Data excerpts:
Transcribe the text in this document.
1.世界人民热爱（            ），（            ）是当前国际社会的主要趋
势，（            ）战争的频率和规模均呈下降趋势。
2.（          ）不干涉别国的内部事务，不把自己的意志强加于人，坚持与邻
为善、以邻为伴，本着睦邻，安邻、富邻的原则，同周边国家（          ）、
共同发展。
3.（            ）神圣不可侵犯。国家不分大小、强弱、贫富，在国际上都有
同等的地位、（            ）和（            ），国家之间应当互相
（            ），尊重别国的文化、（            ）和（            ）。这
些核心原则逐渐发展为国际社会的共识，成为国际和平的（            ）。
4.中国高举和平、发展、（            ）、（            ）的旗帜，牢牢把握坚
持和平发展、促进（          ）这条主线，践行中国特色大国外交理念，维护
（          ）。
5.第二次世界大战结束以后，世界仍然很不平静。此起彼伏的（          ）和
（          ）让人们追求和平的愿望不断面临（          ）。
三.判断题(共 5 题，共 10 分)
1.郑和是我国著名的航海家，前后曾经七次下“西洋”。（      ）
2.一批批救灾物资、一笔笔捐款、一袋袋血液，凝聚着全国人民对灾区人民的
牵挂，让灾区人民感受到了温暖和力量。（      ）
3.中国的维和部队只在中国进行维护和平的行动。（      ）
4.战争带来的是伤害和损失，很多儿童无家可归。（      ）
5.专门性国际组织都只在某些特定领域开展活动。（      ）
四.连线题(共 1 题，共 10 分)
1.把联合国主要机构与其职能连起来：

---

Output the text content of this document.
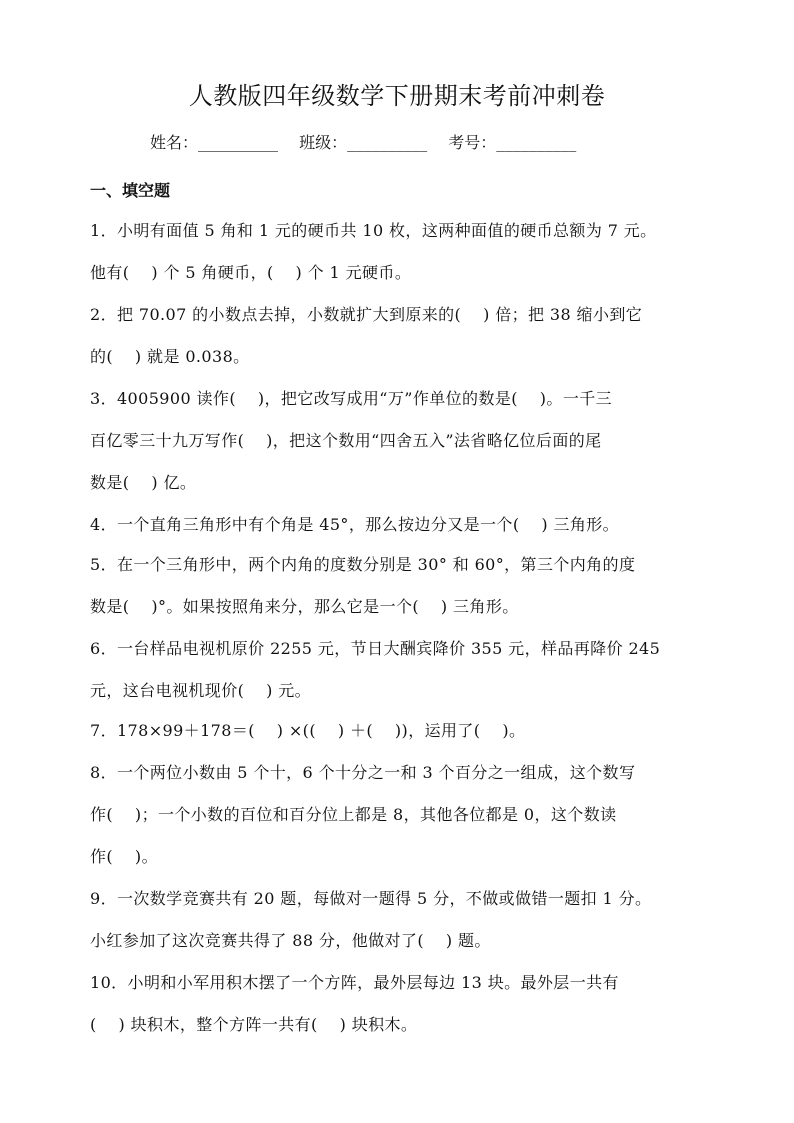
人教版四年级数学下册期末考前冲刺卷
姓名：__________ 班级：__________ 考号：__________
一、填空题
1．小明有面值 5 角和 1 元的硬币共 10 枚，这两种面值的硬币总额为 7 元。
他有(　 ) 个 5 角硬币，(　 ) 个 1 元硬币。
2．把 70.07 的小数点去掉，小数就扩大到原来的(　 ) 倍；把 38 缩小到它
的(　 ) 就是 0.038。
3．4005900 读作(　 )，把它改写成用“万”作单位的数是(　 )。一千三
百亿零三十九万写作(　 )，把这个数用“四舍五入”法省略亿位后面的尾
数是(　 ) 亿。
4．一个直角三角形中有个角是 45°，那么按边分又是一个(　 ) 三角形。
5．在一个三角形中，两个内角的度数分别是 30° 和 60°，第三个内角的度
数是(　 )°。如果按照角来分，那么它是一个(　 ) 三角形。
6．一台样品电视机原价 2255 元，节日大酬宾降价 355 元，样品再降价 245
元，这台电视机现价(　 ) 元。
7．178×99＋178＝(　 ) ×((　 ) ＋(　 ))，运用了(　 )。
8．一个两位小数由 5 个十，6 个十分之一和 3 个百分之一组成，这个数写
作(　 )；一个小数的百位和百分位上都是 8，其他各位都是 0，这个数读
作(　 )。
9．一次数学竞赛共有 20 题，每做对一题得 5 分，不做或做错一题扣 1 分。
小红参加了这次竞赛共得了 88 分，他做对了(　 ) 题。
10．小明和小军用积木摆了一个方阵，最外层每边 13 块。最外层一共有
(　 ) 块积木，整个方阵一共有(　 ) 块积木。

--

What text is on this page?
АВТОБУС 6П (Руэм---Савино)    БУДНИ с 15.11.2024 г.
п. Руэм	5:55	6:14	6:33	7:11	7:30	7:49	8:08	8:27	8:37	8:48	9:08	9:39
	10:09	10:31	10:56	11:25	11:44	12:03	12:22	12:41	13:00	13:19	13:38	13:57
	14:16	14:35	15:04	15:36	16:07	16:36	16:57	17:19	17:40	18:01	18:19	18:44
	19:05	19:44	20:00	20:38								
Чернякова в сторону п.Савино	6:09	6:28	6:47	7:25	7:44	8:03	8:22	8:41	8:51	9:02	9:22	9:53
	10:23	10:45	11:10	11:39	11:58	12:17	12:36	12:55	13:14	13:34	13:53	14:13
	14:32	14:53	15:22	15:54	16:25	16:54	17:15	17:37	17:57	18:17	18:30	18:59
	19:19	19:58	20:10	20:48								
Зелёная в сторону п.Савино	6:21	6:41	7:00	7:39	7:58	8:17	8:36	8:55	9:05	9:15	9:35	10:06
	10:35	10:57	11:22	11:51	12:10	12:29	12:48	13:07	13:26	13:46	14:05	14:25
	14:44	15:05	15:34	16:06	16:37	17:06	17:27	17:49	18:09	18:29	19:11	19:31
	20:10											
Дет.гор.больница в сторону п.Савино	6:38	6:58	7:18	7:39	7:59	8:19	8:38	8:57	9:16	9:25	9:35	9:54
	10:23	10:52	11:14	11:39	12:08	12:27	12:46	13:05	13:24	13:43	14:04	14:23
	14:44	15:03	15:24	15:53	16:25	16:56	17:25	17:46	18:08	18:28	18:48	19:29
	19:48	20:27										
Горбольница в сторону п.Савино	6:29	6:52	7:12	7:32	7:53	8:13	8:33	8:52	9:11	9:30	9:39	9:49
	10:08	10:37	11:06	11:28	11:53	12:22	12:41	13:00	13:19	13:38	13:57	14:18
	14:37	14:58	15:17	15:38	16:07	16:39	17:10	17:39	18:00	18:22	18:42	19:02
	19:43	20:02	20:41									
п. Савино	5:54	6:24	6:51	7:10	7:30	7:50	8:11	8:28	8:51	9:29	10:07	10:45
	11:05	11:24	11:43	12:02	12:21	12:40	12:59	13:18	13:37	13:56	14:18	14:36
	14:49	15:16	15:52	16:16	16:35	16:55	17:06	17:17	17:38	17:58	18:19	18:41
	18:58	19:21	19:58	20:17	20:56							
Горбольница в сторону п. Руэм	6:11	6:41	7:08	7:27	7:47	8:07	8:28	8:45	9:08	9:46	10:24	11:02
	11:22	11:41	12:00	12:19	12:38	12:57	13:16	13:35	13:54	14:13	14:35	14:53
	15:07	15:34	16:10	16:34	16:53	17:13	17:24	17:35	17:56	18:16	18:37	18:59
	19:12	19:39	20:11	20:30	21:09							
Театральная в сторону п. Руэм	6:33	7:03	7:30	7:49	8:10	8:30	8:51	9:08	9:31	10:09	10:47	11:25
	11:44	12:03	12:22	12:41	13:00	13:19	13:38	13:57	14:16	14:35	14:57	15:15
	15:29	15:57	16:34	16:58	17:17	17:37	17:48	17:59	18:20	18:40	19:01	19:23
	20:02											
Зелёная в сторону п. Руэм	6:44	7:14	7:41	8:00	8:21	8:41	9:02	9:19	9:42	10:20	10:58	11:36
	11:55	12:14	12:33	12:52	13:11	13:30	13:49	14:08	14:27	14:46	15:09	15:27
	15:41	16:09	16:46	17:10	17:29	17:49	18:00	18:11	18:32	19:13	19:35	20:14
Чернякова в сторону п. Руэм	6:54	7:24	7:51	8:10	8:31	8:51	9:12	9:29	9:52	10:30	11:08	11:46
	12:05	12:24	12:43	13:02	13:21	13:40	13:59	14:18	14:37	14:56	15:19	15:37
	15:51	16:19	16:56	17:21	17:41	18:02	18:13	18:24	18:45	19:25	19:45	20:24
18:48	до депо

Task brief: Please list every line of the records that contains "Чернякова".

Completed task:
Чернякова в сторону п.Савино	6:09	6:28	6:47	7:25	7:44	8:03	8:22	8:41	8:51	9:02	9:22	9:53
Чернякова в сторону п. Руэм	6:54	7:24	7:51	8:10	8:31	8:51	9:12	9:29	9:52	10:30	11:08	11:46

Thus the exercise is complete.